───── Dataset entries

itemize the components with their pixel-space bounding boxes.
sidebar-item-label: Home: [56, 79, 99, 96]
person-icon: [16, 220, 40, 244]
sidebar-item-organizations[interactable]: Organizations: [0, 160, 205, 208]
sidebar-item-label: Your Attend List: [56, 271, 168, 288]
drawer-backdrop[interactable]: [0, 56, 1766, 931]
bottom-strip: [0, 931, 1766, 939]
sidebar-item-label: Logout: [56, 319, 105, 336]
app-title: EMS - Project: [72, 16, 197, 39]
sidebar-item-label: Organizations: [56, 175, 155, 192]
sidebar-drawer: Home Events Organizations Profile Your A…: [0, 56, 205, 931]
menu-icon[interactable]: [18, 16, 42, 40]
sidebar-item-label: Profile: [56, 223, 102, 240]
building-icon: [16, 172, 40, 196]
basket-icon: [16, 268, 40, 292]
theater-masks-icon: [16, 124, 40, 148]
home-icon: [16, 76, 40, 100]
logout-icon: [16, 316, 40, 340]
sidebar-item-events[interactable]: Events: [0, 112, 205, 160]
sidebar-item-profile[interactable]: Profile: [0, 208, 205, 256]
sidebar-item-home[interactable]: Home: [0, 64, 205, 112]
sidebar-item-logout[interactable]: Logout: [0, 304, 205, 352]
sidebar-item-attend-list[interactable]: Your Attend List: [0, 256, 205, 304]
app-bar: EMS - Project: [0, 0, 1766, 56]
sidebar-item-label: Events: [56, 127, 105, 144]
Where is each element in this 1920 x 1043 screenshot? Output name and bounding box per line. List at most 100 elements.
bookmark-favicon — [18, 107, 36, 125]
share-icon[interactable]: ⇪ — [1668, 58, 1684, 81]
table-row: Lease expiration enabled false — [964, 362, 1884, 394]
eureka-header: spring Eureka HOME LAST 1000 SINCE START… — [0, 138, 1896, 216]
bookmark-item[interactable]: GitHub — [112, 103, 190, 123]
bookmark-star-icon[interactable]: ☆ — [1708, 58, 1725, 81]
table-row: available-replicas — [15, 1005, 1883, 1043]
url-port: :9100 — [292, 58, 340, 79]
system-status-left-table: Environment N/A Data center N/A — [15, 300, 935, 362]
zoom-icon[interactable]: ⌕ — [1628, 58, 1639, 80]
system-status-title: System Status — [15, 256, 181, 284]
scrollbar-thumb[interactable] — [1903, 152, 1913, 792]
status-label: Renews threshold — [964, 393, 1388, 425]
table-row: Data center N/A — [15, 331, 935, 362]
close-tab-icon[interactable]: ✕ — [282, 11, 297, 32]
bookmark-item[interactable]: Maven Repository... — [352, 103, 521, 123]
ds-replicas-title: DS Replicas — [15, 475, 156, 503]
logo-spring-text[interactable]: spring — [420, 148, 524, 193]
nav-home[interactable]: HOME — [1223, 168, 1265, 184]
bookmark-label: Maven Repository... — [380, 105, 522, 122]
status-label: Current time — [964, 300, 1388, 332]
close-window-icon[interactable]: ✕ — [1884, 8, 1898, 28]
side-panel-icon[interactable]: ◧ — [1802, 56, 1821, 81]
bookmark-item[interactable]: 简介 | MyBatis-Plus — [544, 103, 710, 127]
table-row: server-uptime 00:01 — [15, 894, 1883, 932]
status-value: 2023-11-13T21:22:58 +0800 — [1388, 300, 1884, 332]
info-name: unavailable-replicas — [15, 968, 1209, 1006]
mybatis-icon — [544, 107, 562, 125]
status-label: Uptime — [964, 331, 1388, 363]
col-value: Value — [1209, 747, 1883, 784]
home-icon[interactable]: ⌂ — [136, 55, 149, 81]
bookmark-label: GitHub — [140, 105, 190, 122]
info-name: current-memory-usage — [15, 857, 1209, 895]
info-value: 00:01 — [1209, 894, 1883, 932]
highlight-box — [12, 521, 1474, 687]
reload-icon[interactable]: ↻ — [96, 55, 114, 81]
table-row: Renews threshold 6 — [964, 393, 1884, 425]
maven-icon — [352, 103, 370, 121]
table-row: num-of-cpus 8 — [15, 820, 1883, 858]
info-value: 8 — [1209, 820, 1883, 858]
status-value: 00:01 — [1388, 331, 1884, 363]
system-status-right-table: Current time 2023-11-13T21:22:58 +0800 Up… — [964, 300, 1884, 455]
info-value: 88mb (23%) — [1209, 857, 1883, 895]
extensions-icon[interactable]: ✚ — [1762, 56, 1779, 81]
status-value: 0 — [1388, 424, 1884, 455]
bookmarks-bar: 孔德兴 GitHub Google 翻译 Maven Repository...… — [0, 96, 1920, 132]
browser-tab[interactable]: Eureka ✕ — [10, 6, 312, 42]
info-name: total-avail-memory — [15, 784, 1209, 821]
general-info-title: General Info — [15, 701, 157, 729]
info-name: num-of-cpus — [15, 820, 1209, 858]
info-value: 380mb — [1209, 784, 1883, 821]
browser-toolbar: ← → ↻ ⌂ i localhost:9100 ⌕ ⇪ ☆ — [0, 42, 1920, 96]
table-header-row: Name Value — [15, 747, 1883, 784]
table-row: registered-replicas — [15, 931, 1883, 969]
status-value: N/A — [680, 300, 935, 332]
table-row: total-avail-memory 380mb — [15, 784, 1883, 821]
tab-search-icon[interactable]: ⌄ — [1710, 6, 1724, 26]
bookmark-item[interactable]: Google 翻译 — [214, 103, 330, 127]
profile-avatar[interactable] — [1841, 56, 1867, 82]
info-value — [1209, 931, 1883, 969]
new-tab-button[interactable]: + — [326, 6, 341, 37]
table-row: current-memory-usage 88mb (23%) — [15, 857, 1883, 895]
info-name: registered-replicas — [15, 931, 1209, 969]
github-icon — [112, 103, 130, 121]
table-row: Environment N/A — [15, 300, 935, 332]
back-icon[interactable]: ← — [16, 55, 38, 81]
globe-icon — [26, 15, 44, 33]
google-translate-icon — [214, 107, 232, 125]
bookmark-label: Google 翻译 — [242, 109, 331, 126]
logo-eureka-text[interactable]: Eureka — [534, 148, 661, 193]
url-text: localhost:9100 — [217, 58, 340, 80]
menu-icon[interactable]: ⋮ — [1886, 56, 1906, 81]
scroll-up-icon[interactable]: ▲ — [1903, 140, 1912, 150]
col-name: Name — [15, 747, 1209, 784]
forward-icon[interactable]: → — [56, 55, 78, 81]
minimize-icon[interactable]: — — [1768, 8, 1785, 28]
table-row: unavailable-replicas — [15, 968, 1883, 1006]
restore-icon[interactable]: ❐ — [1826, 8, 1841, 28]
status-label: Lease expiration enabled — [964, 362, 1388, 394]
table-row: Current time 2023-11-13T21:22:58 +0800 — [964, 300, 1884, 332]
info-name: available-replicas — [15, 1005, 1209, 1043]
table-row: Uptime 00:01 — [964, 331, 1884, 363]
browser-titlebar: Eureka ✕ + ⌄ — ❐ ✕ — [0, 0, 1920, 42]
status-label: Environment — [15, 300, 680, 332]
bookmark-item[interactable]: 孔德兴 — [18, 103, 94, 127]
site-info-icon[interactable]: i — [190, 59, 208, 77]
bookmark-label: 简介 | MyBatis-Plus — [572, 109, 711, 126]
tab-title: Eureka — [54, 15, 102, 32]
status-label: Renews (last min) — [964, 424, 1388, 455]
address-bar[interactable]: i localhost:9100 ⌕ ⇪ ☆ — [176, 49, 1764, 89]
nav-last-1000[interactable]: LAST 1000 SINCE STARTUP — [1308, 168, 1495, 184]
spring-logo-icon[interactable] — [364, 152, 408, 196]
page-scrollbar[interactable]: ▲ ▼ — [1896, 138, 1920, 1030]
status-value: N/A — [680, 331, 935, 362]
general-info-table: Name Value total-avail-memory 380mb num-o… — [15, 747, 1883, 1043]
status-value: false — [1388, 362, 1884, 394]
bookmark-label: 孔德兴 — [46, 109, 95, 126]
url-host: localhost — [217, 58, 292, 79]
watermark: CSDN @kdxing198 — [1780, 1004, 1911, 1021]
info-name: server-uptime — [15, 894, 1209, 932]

──────────

=== What is being asked ===
Pull out every line above that contains the string "header". Case counts.

=== Full solution ===
eureka-header: spring Eureka HOME LAST 1000 SINCE START… — [0, 138, 1896, 216]
table-header-row: Name Value — [15, 747, 1883, 784]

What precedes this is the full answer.